#### STORED RECORDS ####

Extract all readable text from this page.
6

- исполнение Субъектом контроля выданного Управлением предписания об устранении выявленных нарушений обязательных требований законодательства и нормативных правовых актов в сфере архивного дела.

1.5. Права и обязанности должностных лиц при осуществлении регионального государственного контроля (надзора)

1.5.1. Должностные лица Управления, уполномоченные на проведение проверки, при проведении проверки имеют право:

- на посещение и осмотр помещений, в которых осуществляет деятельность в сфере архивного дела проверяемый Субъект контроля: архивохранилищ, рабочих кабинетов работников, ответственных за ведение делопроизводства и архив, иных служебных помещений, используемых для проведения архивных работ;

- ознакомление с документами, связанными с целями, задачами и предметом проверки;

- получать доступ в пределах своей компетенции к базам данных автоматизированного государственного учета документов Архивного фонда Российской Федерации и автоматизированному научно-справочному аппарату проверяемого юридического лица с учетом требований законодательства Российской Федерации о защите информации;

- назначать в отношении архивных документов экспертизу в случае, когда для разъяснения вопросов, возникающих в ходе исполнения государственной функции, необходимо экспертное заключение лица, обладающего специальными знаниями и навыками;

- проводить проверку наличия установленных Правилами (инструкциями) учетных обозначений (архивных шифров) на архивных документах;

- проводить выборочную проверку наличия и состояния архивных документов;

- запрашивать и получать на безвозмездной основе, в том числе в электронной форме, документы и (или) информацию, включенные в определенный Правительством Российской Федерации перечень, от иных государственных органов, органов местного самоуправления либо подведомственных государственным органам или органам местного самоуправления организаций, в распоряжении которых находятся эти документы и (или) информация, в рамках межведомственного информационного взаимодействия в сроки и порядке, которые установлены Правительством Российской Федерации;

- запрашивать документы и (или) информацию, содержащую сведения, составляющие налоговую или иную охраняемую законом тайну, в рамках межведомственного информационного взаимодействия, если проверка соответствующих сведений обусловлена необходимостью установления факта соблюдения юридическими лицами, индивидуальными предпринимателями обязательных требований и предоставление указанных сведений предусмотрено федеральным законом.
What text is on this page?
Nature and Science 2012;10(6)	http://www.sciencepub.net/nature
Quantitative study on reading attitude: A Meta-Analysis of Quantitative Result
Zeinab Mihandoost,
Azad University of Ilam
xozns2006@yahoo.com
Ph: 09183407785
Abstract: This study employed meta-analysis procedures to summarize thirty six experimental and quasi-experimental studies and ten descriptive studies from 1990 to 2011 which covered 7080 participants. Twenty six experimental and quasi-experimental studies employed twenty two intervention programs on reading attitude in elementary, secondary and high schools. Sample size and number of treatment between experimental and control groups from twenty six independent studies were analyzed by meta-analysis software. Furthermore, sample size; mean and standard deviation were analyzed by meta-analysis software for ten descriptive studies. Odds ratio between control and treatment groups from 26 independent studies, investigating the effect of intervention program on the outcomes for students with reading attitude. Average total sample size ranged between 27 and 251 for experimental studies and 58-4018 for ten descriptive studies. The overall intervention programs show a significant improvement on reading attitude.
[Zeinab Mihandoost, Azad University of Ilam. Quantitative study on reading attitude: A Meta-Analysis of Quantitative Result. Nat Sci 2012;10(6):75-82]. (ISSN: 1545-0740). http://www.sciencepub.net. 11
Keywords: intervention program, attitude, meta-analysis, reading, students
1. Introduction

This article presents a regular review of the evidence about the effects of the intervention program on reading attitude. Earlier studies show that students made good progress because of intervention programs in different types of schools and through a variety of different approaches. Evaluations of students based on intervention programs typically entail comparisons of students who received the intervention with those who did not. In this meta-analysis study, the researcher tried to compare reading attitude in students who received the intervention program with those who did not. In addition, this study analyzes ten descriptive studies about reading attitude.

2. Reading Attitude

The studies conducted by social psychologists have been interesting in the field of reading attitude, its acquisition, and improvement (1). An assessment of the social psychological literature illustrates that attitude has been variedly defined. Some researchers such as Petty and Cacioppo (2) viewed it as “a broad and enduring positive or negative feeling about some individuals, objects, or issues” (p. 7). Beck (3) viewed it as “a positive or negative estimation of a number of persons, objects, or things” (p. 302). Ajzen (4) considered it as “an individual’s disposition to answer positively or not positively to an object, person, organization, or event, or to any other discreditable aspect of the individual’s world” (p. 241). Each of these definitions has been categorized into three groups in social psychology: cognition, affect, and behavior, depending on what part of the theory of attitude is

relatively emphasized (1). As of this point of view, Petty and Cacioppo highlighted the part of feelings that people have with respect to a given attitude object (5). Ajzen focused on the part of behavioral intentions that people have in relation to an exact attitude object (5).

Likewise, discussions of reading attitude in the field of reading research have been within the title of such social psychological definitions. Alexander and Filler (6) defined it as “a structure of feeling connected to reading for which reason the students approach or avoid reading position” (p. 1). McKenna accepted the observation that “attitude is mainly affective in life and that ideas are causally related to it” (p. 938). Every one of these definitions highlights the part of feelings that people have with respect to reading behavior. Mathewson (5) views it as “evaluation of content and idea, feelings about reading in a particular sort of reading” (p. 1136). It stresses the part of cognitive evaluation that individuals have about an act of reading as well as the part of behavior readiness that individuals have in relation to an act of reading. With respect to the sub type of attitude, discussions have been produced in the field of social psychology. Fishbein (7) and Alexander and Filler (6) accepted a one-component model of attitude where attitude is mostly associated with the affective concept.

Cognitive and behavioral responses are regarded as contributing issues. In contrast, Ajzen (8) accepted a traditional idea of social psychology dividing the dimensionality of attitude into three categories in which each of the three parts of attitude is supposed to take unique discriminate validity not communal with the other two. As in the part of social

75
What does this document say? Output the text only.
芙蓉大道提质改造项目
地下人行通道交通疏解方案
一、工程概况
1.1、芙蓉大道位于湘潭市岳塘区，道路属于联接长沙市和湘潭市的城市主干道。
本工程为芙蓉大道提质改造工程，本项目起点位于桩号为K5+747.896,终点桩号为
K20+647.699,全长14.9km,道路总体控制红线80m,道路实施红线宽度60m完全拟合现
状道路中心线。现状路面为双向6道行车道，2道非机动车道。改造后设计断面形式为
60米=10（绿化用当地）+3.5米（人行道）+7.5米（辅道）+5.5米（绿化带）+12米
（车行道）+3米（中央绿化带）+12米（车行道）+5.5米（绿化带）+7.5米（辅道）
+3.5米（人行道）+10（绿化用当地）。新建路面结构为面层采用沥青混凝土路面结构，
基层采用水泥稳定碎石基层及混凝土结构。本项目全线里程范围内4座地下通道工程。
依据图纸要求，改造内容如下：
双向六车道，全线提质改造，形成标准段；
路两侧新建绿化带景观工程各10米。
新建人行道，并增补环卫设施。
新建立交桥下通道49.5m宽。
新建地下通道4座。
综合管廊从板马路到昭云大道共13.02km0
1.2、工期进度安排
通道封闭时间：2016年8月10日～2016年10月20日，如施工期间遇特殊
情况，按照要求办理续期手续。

####

WHAT YOU HAVE TO DO. Identify the lines that hold the word "архивных". Copy every one of them.

EXERCISE RESPONSE.
- на посещение и осмотр помещений, в которых осуществляет деятельность в сфере архивного дела проверяемый Субъект контроля: архивохранилищ, рабочих кабинетов работников, ответственных за ведение делопроизводства и архив, иных служебных помещений, используемых для проведения архивных работ;
- назначать в отношении архивных документов экспертизу в случае, когда для разъяснения вопросов, возникающих в ходе исполнения государственной функции, необходимо экспертное заключение лица, обладающего специальными знаниями и навыками;
- проводить проверку наличия установленных Правилами (инструкциями) учетных обозначений (архивных шифров) на архивных документах;
- проводить выборочную проверку наличия и состояния архивных документов;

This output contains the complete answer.